-- EXERCISE DETAILS --
Retype every entry in its entirety, without alteration.

-- PROVIDED INFORMATION --
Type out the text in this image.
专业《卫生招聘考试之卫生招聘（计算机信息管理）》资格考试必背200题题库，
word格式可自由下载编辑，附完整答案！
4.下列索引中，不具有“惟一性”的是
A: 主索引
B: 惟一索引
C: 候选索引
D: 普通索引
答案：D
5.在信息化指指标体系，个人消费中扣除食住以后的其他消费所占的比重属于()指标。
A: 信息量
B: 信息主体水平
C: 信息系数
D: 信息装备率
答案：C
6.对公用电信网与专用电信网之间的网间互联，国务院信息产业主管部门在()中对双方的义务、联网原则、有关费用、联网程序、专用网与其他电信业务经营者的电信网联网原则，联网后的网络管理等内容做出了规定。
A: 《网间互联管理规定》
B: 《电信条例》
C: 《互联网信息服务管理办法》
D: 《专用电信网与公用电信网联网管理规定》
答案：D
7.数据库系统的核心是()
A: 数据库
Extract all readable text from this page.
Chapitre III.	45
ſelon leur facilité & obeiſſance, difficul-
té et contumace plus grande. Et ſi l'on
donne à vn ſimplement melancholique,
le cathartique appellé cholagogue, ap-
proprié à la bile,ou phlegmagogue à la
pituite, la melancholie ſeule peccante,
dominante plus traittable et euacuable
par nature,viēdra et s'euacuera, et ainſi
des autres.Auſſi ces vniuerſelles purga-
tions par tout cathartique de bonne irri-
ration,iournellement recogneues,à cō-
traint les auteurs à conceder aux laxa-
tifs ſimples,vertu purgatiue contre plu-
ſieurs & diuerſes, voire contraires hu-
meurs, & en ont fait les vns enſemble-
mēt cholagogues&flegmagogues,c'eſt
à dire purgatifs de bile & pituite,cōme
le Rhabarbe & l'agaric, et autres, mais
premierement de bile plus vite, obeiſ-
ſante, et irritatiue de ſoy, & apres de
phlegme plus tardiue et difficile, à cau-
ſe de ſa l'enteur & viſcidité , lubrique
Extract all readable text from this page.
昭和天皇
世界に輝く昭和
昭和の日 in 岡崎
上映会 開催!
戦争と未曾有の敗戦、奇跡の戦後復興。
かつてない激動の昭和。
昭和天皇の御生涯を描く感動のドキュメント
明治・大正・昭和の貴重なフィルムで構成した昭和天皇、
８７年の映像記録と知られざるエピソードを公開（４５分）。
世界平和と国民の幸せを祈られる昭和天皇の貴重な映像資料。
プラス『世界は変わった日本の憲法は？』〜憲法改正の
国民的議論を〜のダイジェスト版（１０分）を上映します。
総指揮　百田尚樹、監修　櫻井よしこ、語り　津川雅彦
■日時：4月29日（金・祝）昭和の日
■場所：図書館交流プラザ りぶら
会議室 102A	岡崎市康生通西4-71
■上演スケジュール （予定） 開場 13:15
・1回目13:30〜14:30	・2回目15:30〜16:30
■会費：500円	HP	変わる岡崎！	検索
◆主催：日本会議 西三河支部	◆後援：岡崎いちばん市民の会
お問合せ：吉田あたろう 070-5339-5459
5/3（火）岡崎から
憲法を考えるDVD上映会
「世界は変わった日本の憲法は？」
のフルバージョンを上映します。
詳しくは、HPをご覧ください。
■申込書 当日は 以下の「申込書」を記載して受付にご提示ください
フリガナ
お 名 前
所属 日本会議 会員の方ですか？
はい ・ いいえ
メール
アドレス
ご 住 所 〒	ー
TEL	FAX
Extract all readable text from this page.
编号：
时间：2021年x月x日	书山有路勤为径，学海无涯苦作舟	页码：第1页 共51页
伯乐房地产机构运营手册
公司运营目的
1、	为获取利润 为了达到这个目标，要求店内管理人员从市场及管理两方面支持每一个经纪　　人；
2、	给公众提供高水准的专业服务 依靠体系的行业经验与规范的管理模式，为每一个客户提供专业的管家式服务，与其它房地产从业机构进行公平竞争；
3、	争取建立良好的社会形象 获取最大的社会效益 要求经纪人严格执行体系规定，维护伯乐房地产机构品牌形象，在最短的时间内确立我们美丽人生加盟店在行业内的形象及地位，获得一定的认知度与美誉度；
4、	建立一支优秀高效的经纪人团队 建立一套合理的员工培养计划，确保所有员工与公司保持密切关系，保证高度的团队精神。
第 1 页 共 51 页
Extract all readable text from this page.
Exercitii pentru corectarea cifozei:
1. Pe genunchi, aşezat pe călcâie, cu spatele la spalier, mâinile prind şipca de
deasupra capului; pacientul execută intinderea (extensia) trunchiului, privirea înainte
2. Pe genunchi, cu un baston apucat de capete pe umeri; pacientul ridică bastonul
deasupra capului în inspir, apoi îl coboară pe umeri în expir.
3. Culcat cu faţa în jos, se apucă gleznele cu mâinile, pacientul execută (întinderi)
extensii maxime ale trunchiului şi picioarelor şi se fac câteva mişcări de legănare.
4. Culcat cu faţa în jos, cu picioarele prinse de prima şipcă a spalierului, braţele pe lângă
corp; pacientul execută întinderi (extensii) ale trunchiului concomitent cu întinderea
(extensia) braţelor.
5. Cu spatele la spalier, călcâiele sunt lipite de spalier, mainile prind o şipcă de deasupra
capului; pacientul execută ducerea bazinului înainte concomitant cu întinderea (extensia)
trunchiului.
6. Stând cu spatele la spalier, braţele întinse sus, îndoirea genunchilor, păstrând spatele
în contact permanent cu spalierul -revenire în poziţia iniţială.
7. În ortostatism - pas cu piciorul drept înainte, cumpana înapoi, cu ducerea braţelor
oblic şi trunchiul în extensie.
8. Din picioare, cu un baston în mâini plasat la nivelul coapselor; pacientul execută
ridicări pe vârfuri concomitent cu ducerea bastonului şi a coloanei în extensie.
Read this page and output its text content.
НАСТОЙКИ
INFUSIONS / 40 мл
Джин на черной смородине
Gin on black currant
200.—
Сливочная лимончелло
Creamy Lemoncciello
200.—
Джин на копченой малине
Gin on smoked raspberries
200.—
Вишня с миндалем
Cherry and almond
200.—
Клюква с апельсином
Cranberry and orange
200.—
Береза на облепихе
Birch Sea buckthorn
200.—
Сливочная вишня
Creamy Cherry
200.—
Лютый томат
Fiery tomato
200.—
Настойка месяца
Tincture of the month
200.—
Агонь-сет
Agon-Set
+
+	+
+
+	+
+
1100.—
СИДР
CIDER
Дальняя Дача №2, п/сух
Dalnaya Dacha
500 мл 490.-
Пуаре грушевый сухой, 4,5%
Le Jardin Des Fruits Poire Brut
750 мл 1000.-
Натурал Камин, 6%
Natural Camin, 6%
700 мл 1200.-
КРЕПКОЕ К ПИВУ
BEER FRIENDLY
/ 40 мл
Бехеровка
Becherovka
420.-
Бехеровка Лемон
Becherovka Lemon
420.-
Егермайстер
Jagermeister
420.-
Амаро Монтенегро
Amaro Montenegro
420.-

-- RESPONSE TO THE EXERCISE --
Type out the text in this image.
专业《卫生招聘考试之卫生招聘（计算机信息管理）》资格考试必背200题题库，
word格式可自由下载编辑，附完整答案！
4.下列索引中，不具有“惟一性”的是
A: 主索引
B: 惟一索引
C: 候选索引
D: 普通索引
答案：D
5.在信息化指指标体系，个人消费中扣除食住以后的其他消费所占的比重属于()指标。
A: 信息量
B: 信息主体水平
C: 信息系数
D: 信息装备率
答案：C
6.对公用电信网与专用电信网之间的网间互联，国务院信息产业主管部门在()中对双方的义务、联网原则、有关费用、联网程序、专用网与其他电信业务经营者的电信网联网原则，联网后的网络管理等内容做出了规定。
A: 《网间互联管理规定》
B: 《电信条例》
C: 《互联网信息服务管理办法》
D: 《专用电信网与公用电信网联网管理规定》
答案：D
7.数据库系统的核心是()
A: 数据库
Extract all readable text from this page.
Chapitre III.	45
ſelon leur facilité & obeiſſance, difficul-
té et contumace plus grande. Et ſi l'on
donne à vn ſimplement melancholique,
le cathartique appellé cholagogue, ap-
proprié à la bile,ou phlegmagogue à la
pituite, la melancholie ſeule peccante,
dominante plus traittable et euacuable
par nature,viēdra et s'euacuera, et ainſi
des autres.Auſſi ces vniuerſelles purga-
tions par tout cathartique de bonne irri-
ration,iournellement recogneues,à cō-
traint les auteurs à conceder aux laxa-
tifs ſimples,vertu purgatiue contre plu-
ſieurs & diuerſes, voire contraires hu-
meurs, & en ont fait les vns enſemble-
mēt cholagogues&flegmagogues,c'eſt
à dire purgatifs de bile & pituite,cōme
le Rhabarbe & l'agaric, et autres, mais
premierement de bile plus vite, obeiſ-
ſante, et irritatiue de ſoy, & apres de
phlegme plus tardiue et difficile, à cau-
ſe de ſa l'enteur & viſcidité , lubrique
Extract all readable text from this page.
昭和天皇
世界に輝く昭和
昭和の日 in 岡崎
上映会 開催!
戦争と未曾有の敗戦、奇跡の戦後復興。
かつてない激動の昭和。
昭和天皇の御生涯を描く感動のドキュメント
明治・大正・昭和の貴重なフィルムで構成した昭和天皇、
８７年の映像記録と知られざるエピソードを公開（４５分）。
世界平和と国民の幸せを祈られる昭和天皇の貴重な映像資料。
プラス『世界は変わった日本の憲法は？』〜憲法改正の
国民的議論を〜のダイジェスト版（１０分）を上映します。
総指揮　百田尚樹、監修　櫻井よしこ、語り　津川雅彦
■日時：4月29日（金・祝）昭和の日
■場所：図書館交流プラザ りぶら
会議室 102A	岡崎市康生通西4-71
■上演スケジュール （予定） 開場 13:15
・1回目13:30〜14:30	・2回目15:30〜16:30
■会費：500円	HP	変わる岡崎！	検索
◆主催：日本会議 西三河支部	◆後援：岡崎いちばん市民の会
お問合せ：吉田あたろう 070-5339-5459
5/3（火）岡崎から
憲法を考えるDVD上映会
「世界は変わった日本の憲法は？」
のフルバージョンを上映します。
詳しくは、HPをご覧ください。
■申込書 当日は 以下の「申込書」を記載して受付にご提示ください
フリガナ
お 名 前
所属 日本会議 会員の方ですか？
はい ・ いいえ
メール
アドレス
ご 住 所 〒	ー
TEL	FAX
Extract all readable text from this page.
编号：
时间：2021年x月x日	书山有路勤为径，学海无涯苦作舟	页码：第1页 共51页
伯乐房地产机构运营手册
公司运营目的
1、	为获取利润 为了达到这个目标，要求店内管理人员从市场及管理两方面支持每一个经纪　　人；
2、	给公众提供高水准的专业服务 依靠体系的行业经验与规范的管理模式，为每一个客户提供专业的管家式服务，与其它房地产从业机构进行公平竞争；
3、	争取建立良好的社会形象 获取最大的社会效益 要求经纪人严格执行体系规定，维护伯乐房地产机构品牌形象，在最短的时间内确立我们美丽人生加盟店在行业内的形象及地位，获得一定的认知度与美誉度；
4、	建立一支优秀高效的经纪人团队 建立一套合理的员工培养计划，确保所有员工与公司保持密切关系，保证高度的团队精神。
第 1 页 共 51 页
Extract all readable text from this page.
Exercitii pentru corectarea cifozei:
1. Pe genunchi, aşezat pe călcâie, cu spatele la spalier, mâinile prind şipca de
deasupra capului; pacientul execută intinderea (extensia) trunchiului, privirea înainte
2. Pe genunchi, cu un baston apucat de capete pe umeri; pacientul ridică bastonul
deasupra capului în inspir, apoi îl coboară pe umeri în expir.
3. Culcat cu faţa în jos, se apucă gleznele cu mâinile, pacientul execută (întinderi)
extensii maxime ale trunchiului şi picioarelor şi se fac câteva mişcări de legănare.
4. Culcat cu faţa în jos, cu picioarele prinse de prima şipcă a spalierului, braţele pe lângă
corp; pacientul execută întinderi (extensii) ale trunchiului concomitent cu întinderea
(extensia) braţelor.
5. Cu spatele la spalier, călcâiele sunt lipite de spalier, mainile prind o şipcă de deasupra
capului; pacientul execută ducerea bazinului înainte concomitant cu întinderea (extensia)
trunchiului.
6. Stând cu spatele la spalier, braţele întinse sus, îndoirea genunchilor, păstrând spatele
în contact permanent cu spalierul -revenire în poziţia iniţială.
7. În ortostatism - pas cu piciorul drept înainte, cumpana înapoi, cu ducerea braţelor
oblic şi trunchiul în extensie.
8. Din picioare, cu un baston în mâini plasat la nivelul coapselor; pacientul execută
ridicări pe vârfuri concomitent cu ducerea bastonului şi a coloanei în extensie.
Read this page and output its text content.
НАСТОЙКИ
INFUSIONS / 40 мл
Джин на черной смородине
Gin on black currant
200.—
Сливочная лимончелло
Creamy Lemoncciello
200.—
Джин на копченой малине
Gin on smoked raspberries
200.—
Вишня с миндалем
Cherry and almond
200.—
Клюква с апельсином
Cranberry and orange
200.—
Береза на облепихе
Birch Sea buckthorn
200.—
Сливочная вишня
Creamy Cherry
200.—
Лютый томат
Fiery tomato
200.—
Настойка месяца
Tincture of the month
200.—
Агонь-сет
Agon-Set
+
+	+
+
+	+
+
1100.—
СИДР
CIDER
Дальняя Дача №2, п/сух
Dalnaya Dacha
500 мл 490.-
Пуаре грушевый сухой, 4,5%
Le Jardin Des Fruits Poire Brut
750 мл 1000.-
Натурал Камин, 6%
Natural Camin, 6%
700 мл 1200.-
КРЕПКОЕ К ПИВУ
BEER FRIENDLY
/ 40 мл
Бехеровка
Becherovka
420.-
Бехеровка Лемон
Becherovka Lemon
420.-
Егермайстер
Jagermeister
420.-
Амаро Монтенегро
Amaro Montenegro
420.-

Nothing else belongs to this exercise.